▶ INSTRUCTION
Copy each entry as it stands, leaving nothing out.

▶ INPUT FOR THIS TASK
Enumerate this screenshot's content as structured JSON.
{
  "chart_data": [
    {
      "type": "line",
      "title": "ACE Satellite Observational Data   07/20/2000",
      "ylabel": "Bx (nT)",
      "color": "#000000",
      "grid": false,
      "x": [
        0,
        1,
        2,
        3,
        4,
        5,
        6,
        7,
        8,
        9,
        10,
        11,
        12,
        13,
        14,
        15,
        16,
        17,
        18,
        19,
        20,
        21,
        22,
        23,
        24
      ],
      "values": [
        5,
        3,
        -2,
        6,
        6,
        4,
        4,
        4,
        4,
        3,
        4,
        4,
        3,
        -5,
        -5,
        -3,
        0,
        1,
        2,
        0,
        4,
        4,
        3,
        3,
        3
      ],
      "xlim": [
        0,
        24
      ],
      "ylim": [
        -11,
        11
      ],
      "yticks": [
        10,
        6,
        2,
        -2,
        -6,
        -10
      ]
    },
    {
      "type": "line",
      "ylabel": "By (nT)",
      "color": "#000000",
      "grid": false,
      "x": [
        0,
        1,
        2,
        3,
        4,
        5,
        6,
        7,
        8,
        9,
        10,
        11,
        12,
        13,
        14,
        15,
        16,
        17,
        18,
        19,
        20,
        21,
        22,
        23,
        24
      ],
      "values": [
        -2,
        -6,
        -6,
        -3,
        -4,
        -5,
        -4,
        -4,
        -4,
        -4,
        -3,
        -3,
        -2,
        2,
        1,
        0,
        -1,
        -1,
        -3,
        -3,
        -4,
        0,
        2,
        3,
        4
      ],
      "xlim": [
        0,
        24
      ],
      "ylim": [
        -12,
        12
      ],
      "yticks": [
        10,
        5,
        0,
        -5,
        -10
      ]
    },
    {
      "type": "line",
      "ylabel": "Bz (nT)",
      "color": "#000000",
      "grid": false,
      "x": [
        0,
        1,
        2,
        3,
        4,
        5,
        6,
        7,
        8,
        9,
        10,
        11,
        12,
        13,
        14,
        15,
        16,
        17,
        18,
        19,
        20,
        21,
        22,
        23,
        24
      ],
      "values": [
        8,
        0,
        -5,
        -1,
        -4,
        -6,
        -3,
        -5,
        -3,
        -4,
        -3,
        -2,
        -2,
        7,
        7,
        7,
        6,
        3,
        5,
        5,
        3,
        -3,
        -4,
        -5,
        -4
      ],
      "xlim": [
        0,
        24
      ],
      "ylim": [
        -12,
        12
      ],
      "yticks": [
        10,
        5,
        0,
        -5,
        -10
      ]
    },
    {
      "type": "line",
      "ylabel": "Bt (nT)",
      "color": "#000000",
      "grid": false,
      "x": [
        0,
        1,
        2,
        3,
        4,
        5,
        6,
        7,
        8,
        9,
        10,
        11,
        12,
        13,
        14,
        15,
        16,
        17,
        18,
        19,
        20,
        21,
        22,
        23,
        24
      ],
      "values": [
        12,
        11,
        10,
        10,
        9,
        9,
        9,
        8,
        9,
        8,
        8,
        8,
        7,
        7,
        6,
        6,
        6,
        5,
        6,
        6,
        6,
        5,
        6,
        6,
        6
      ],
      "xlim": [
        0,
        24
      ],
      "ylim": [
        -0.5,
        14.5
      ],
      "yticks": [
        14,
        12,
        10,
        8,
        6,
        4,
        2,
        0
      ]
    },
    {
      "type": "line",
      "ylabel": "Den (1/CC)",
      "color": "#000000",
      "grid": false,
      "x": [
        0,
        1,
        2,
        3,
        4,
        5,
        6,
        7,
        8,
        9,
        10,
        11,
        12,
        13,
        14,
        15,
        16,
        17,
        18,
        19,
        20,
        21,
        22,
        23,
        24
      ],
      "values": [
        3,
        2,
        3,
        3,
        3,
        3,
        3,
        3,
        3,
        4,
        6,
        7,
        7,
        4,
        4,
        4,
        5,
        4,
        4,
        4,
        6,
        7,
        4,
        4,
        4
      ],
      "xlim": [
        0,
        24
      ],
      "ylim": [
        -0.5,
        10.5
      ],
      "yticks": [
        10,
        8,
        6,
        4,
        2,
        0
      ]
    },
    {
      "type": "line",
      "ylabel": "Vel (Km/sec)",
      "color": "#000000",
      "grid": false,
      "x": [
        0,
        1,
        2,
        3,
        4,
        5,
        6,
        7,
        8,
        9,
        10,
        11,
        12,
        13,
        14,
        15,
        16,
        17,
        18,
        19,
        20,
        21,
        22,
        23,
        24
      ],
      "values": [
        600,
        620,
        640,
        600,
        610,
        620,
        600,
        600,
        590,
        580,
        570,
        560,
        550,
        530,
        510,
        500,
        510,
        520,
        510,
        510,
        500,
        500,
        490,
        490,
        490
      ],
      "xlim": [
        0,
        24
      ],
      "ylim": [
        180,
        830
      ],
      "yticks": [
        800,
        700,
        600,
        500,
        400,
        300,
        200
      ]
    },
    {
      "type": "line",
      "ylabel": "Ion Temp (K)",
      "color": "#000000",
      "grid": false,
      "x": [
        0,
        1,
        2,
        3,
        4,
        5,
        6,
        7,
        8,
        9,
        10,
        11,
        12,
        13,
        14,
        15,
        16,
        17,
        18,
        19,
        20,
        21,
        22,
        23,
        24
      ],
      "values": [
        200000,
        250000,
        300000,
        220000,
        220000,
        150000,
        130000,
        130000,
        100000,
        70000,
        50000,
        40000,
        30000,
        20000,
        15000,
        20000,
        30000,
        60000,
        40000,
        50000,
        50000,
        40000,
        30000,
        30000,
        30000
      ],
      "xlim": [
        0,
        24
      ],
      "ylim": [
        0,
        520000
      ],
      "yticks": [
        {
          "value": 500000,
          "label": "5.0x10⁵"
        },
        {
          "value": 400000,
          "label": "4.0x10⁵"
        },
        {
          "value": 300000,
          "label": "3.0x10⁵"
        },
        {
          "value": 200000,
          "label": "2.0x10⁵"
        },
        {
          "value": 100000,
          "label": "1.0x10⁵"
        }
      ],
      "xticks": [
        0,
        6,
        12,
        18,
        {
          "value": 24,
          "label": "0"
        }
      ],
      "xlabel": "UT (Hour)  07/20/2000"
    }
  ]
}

▶ FINISHED TASK
Enumerate this screenshot's content as structured JSON.
{
  "chart_data": [
    {
      "type": "line",
      "title": "ACE Satellite Observational Data   07/20/2000",
      "ylabel": "Bx (nT)",
      "color": "#000000",
      "grid": false,
      "x": [
        0,
        1,
        2,
        3,
        4,
        5,
        6,
        7,
        8,
        9,
        10,
        11,
        12,
        13,
        14,
        15,
        16,
        17,
        18,
        19,
        20,
        21,
        22,
        23,
        24
      ],
      "values": [
        5,
        3,
        -2,
        6,
        6,
        4,
        4,
        4,
        4,
        3,
        4,
        4,
        3,
        -5,
        -5,
        -3,
        0,
        1,
        2,
        0,
        4,
        4,
        3,
        3,
        3
      ],
      "xlim": [
        0,
        24
      ],
      "ylim": [
        -11,
        11
      ],
      "yticks": [
        10,
        6,
        2,
        -2,
        -6,
        -10
      ]
    },
    {
      "type": "line",
      "ylabel": "By (nT)",
      "color": "#000000",
      "grid": false,
      "x": [
        0,
        1,
        2,
        3,
        4,
        5,
        6,
        7,
        8,
        9,
        10,
        11,
        12,
        13,
        14,
        15,
        16,
        17,
        18,
        19,
        20,
        21,
        22,
        23,
        24
      ],
      "values": [
        -2,
        -6,
        -6,
        -3,
        -4,
        -5,
        -4,
        -4,
        -4,
        -4,
        -3,
        -3,
        -2,
        2,
        1,
        0,
        -1,
        -1,
        -3,
        -3,
        -4,
        0,
        2,
        3,
        4
      ],
      "xlim": [
        0,
        24
      ],
      "ylim": [
        -12,
        12
      ],
      "yticks": [
        10,
        5,
        0,
        -5,
        -10
      ]
    },
    {
      "type": "line",
      "ylabel": "Bz (nT)",
      "color": "#000000",
      "grid": false,
      "x": [
        0,
        1,
        2,
        3,
        4,
        5,
        6,
        7,
        8,
        9,
        10,
        11,
        12,
        13,
        14,
        15,
        16,
        17,
        18,
        19,
        20,
        21,
        22,
        23,
        24
      ],
      "values": [
        8,
        0,
        -5,
        -1,
        -4,
        -6,
        -3,
        -5,
        -3,
        -4,
        -3,
        -2,
        -2,
        7,
        7,
        7,
        6,
        3,
        5,
        5,
        3,
        -3,
        -4,
        -5,
        -4
      ],
      "xlim": [
        0,
        24
      ],
      "ylim": [
        -12,
        12
      ],
      "yticks": [
        10,
        5,
        0,
        -5,
        -10
      ]
    },
    {
      "type": "line",
      "ylabel": "Bt (nT)",
      "color": "#000000",
      "grid": false,
      "x": [
        0,
        1,
        2,
        3,
        4,
        5,
        6,
        7,
        8,
        9,
        10,
        11,
        12,
        13,
        14,
        15,
        16,
        17,
        18,
        19,
        20,
        21,
        22,
        23,
        24
      ],
      "values": [
        12,
        11,
        10,
        10,
        9,
        9,
        9,
        8,
        9,
        8,
        8,
        8,
        7,
        7,
        6,
        6,
        6,
        5,
        6,
        6,
        6,
        5,
        6,
        6,
        6
      ],
      "xlim": [
        0,
        24
      ],
      "ylim": [
        -0.5,
        14.5
      ],
      "yticks": [
        14,
        12,
        10,
        8,
        6,
        4,
        2,
        0
      ]
    },
    {
      "type": "line",
      "ylabel": "Den (1/CC)",
      "color": "#000000",
      "grid": false,
      "x": [
        0,
        1,
        2,
        3,
        4,
        5,
        6,
        7,
        8,
        9,
        10,
        11,
        12,
        13,
        14,
        15,
        16,
        17,
        18,
        19,
        20,
        21,
        22,
        23,
        24
      ],
      "values": [
        3,
        2,
        3,
        3,
        3,
        3,
        3,
        3,
        3,
        4,
        6,
        7,
        7,
        4,
        4,
        4,
        5,
        4,
        4,
        4,
        6,
        7,
        4,
        4,
        4
      ],
      "xlim": [
        0,
        24
      ],
      "ylim": [
        -0.5,
        10.5
      ],
      "yticks": [
        10,
        8,
        6,
        4,
        2,
        0
      ]
    },
    {
      "type": "line",
      "ylabel": "Vel (Km/sec)",
      "color": "#000000",
      "grid": false,
      "x": [
        0,
        1,
        2,
        3,
        4,
        5,
        6,
        7,
        8,
        9,
        10,
        11,
        12,
        13,
        14,
        15,
        16,
        17,
        18,
        19,
        20,
        21,
        22,
        23,
        24
      ],
      "values": [
        600,
        620,
        640,
        600,
        610,
        620,
        600,
        600,
        590,
        580,
        570,
        560,
        550,
        530,
        510,
        500,
        510,
        520,
        510,
        510,
        500,
        500,
        490,
        490,
        490
      ],
      "xlim": [
        0,
        24
      ],
      "ylim": [
        180,
        830
      ],
      "yticks": [
        800,
        700,
        600,
        500,
        400,
        300,
        200
      ]
    },
    {
      "type": "line",
      "ylabel": "Ion Temp (K)",
      "color": "#000000",
      "grid": false,
      "x": [
        0,
        1,
        2,
        3,
        4,
        5,
        6,
        7,
        8,
        9,
        10,
        11,
        12,
        13,
        14,
        15,
        16,
        17,
        18,
        19,
        20,
        21,
        22,
        23,
        24
      ],
      "values": [
        200000,
        250000,
        300000,
        220000,
        220000,
        150000,
        130000,
        130000,
        100000,
        70000,
        50000,
        40000,
        30000,
        20000,
        15000,
        20000,
        30000,
        60000,
        40000,
        50000,
        50000,
        40000,
        30000,
        30000,
        30000
      ],
      "xlim": [
        0,
        24
      ],
      "ylim": [
        0,
        520000
      ],
      "yticks": [
        {
          "value": 500000,
          "label": "5.0x10⁵"
        },
        {
          "value": 400000,
          "label": "4.0x10⁵"
        },
        {
          "value": 300000,
          "label": "3.0x10⁵"
        },
        {
          "value": 200000,
          "label": "2.0x10⁵"
        },
        {
          "value": 100000,
          "label": "1.0x10⁵"
        }
      ],
      "xticks": [
        0,
        6,
        12,
        18,
        {
          "value": 24,
          "label": "0"
        }
      ],
      "xlabel": "UT (Hour)  07/20/2000"
    }
  ]
}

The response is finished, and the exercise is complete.